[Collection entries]
* * * *
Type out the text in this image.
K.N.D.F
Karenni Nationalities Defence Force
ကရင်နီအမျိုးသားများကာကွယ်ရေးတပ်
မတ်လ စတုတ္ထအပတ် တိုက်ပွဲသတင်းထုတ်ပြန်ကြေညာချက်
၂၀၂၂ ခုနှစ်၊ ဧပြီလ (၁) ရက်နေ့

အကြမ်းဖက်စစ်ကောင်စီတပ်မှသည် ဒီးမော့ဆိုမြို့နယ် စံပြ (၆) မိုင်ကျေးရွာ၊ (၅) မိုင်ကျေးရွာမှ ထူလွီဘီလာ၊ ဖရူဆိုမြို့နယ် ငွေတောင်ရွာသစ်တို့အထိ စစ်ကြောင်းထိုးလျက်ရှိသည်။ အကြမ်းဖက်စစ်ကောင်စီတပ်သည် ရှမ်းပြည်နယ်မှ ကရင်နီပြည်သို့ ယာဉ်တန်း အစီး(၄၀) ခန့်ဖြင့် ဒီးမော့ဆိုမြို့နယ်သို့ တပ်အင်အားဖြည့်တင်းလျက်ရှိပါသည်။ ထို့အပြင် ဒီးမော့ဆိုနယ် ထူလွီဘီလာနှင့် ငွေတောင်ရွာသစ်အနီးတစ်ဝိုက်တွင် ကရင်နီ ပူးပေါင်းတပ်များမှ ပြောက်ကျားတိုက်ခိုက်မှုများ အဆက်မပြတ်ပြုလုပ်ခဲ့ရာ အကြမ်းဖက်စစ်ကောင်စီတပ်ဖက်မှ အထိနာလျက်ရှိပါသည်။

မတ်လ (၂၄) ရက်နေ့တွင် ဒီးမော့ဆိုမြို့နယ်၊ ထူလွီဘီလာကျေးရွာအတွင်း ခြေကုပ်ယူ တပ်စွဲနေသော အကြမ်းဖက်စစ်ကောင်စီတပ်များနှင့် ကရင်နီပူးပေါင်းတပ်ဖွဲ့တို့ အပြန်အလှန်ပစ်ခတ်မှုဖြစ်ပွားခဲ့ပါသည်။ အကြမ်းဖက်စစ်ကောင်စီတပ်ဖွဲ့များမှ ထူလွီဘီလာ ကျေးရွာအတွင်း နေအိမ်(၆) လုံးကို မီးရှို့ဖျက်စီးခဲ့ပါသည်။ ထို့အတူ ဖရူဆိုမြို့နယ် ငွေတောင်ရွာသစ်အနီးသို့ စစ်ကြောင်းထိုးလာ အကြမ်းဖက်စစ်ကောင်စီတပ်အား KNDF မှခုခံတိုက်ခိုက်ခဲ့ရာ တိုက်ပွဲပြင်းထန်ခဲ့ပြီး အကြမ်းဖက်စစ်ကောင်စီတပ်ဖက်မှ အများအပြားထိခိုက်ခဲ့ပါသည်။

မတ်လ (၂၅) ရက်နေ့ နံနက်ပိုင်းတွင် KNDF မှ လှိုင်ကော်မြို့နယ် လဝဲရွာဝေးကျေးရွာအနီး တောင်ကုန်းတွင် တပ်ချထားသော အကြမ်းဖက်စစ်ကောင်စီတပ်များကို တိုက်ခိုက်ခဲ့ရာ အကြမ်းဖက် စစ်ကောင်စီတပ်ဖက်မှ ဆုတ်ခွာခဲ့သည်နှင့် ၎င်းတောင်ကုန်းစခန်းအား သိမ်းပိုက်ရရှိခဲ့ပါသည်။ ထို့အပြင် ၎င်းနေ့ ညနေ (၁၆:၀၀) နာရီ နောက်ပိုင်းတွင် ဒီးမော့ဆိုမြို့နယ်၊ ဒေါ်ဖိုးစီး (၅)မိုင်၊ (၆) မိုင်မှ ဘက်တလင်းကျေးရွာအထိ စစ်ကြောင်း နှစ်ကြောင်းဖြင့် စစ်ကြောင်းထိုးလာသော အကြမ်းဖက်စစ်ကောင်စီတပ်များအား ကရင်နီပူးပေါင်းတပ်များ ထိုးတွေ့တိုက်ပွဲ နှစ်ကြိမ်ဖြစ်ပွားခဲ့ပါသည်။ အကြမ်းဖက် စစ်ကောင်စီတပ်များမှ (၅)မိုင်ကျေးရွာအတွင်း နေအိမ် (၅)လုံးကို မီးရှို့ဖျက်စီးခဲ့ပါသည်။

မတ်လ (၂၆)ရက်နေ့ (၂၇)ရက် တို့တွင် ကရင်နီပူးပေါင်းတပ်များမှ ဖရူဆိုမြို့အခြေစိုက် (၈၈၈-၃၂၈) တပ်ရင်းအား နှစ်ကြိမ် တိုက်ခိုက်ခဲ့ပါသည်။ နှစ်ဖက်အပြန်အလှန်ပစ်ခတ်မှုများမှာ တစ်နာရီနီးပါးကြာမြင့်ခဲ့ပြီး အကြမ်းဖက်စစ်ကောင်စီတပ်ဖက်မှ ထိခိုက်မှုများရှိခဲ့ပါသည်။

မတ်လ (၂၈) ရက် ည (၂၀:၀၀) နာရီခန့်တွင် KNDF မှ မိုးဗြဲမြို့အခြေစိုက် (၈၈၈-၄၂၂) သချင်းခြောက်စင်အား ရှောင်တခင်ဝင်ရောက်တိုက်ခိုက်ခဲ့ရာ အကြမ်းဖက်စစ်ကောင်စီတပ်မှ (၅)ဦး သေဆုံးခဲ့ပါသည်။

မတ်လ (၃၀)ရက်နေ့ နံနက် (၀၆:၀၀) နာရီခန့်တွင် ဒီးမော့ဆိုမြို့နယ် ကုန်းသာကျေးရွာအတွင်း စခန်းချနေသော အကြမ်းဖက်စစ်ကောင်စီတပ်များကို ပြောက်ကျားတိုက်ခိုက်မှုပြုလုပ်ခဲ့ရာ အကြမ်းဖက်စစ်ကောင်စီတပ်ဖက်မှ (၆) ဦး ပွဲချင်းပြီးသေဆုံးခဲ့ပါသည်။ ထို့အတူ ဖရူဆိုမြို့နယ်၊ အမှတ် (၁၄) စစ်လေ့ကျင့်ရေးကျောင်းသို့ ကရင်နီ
* * * *
**Given request**
Repeat the whole listing exactly, keeping every line intact.

**Written response**
Type out the text in this image.
K.N.D.F
Karenni Nationalities Defence Force
ကရင်နီအမျိုးသားများကာကွယ်ရေးတပ်
မတ်လ စတုတ္ထအပတ် တိုက်ပွဲသတင်းထုတ်ပြန်ကြေညာချက်
၂၀၂၂ ခုနှစ်၊ ဧပြီလ (၁) ရက်နေ့

အကြမ်းဖက်စစ်ကောင်စီတပ်မှသည် ဒီးမော့ဆိုမြို့နယ် စံပြ (၆) မိုင်ကျေးရွာ၊ (၅) မိုင်ကျေးရွာမှ ထူလွီဘီလာ၊ ဖရူဆိုမြို့နယ် ငွေတောင်ရွာသစ်တို့အထိ စစ်ကြောင်းထိုးလျက်ရှိသည်။ အကြမ်းဖက်စစ်ကောင်စီတပ်သည် ရှမ်းပြည်နယ်မှ ကရင်နီပြည်သို့ ယာဉ်တန်း အစီး(၄၀) ခန့်ဖြင့် ဒီးမော့ဆိုမြို့နယ်သို့ တပ်အင်အားဖြည့်တင်းလျက်ရှိပါသည်။ ထို့အပြင် ဒီးမော့ဆိုနယ် ထူလွီဘီလာနှင့် ငွေတောင်ရွာသစ်အနီးတစ်ဝိုက်တွင် ကရင်နီ ပူးပေါင်းတပ်များမှ ပြောက်ကျားတိုက်ခိုက်မှုများ အဆက်မပြတ်ပြုလုပ်ခဲ့ရာ အကြမ်းဖက်စစ်ကောင်စီတပ်ဖက်မှ အထိနာလျက်ရှိပါသည်။

မတ်လ (၂၄) ရက်နေ့တွင် ဒီးမော့ဆိုမြို့နယ်၊ ထူလွီဘီလာကျေးရွာအတွင်း ခြေကုပ်ယူ တပ်စွဲနေသော အကြမ်းဖက်စစ်ကောင်စီတပ်များနှင့် ကရင်နီပူးပေါင်းတပ်ဖွဲ့တို့ အပြန်အလှန်ပစ်ခတ်မှုဖြစ်ပွားခဲ့ပါသည်။ အကြမ်းဖက်စစ်ကောင်စီတပ်ဖွဲ့များမှ ထူလွီဘီလာ ကျေးရွာအတွင်း နေအိမ်(၆) လုံးကို မီးရှို့ဖျက်စီးခဲ့ပါသည်။ ထို့အတူ ဖရူဆိုမြို့နယ် ငွေတောင်ရွာသစ်အနီးသို့ စစ်ကြောင်းထိုးလာ အကြမ်းဖက်စစ်ကောင်စီတပ်အား KNDF မှခုခံတိုက်ခိုက်ခဲ့ရာ တိုက်ပွဲပြင်းထန်ခဲ့ပြီး အကြမ်းဖက်စစ်ကောင်စီတပ်ဖက်မှ အများအပြားထိခိုက်ခဲ့ပါသည်။

မတ်လ (၂၅) ရက်နေ့ နံနက်ပိုင်းတွင် KNDF မှ လှိုင်ကော်မြို့နယ် လဝဲရွာဝေးကျေးရွာအနီး တောင်ကုန်းတွင် တပ်ချထားသော အကြမ်းဖက်စစ်ကောင်စီတပ်များကို တိုက်ခိုက်ခဲ့ရာ အကြမ်းဖက် စစ်ကောင်စီတပ်ဖက်မှ ဆုတ်ခွာခဲ့သည်နှင့် ၎င်းတောင်ကုန်းစခန်းအား သိမ်းပိုက်ရရှိခဲ့ပါသည်။ ထို့အပြင် ၎င်းနေ့ ညနေ (၁၆:၀၀) နာရီ နောက်ပိုင်းတွင် ဒီးမော့ဆိုမြို့နယ်၊ ဒေါ်ဖိုးစီး (၅)မိုင်၊ (၆) မိုင်မှ ဘက်တလင်းကျေးရွာအထိ စစ်ကြောင်း နှစ်ကြောင်းဖြင့် စစ်ကြောင်းထိုးလာသော အကြမ်းဖက်စစ်ကောင်စီတပ်များအား ကရင်နီပူးပေါင်းတပ်များ ထိုးတွေ့တိုက်ပွဲ နှစ်ကြိမ်ဖြစ်ပွားခဲ့ပါသည်။ အကြမ်းဖက် စစ်ကောင်စီတပ်များမှ (၅)မိုင်ကျေးရွာအတွင်း နေအိမ် (၅)လုံးကို မီးရှို့ဖျက်စီးခဲ့ပါသည်။

မတ်လ (၂၆)ရက်နေ့ (၂၇)ရက် တို့တွင် ကရင်နီပူးပေါင်းတပ်များမှ ဖရူဆိုမြို့အခြေစိုက် (၈၈၈-၃၂၈) တပ်ရင်းအား နှစ်ကြိမ် တိုက်ခိုက်ခဲ့ပါသည်။ နှစ်ဖက်အပြန်အလှန်ပစ်ခတ်မှုများမှာ တစ်နာရီနီးပါးကြာမြင့်ခဲ့ပြီး အကြမ်းဖက်စစ်ကောင်စီတပ်ဖက်မှ ထိခိုက်မှုများရှိခဲ့ပါသည်။

မတ်လ (၂၈) ရက် ည (၂၀:၀၀) နာရီခန့်တွင် KNDF မှ မိုးဗြဲမြို့အခြေစိုက် (၈၈၈-၄၂၂) သချင်းခြောက်စင်အား ရှောင်တခင်ဝင်ရောက်တိုက်ခိုက်ခဲ့ရာ အကြမ်းဖက်စစ်ကောင်စီတပ်မှ (၅)ဦး သေဆုံးခဲ့ပါသည်။

မတ်လ (၃၀)ရက်နေ့ နံနက် (၀၆:၀၀) နာရီခန့်တွင် ဒီးမော့ဆိုမြို့နယ် ကုန်းသာကျေးရွာအတွင်း စခန်းချနေသော အကြမ်းဖက်စစ်ကောင်စီတပ်များကို ပြောက်ကျားတိုက်ခိုက်မှုပြုလုပ်ခဲ့ရာ အကြမ်းဖက်စစ်ကောင်စီတပ်ဖက်မှ (၆) ဦး ပွဲချင်းပြီးသေဆုံးခဲ့ပါသည်။ ထို့အတူ ဖရူဆိုမြို့နယ်၊ အမှတ် (၁၄) စစ်လေ့ကျင့်ရေးကျောင်းသို့ ကရင်နီ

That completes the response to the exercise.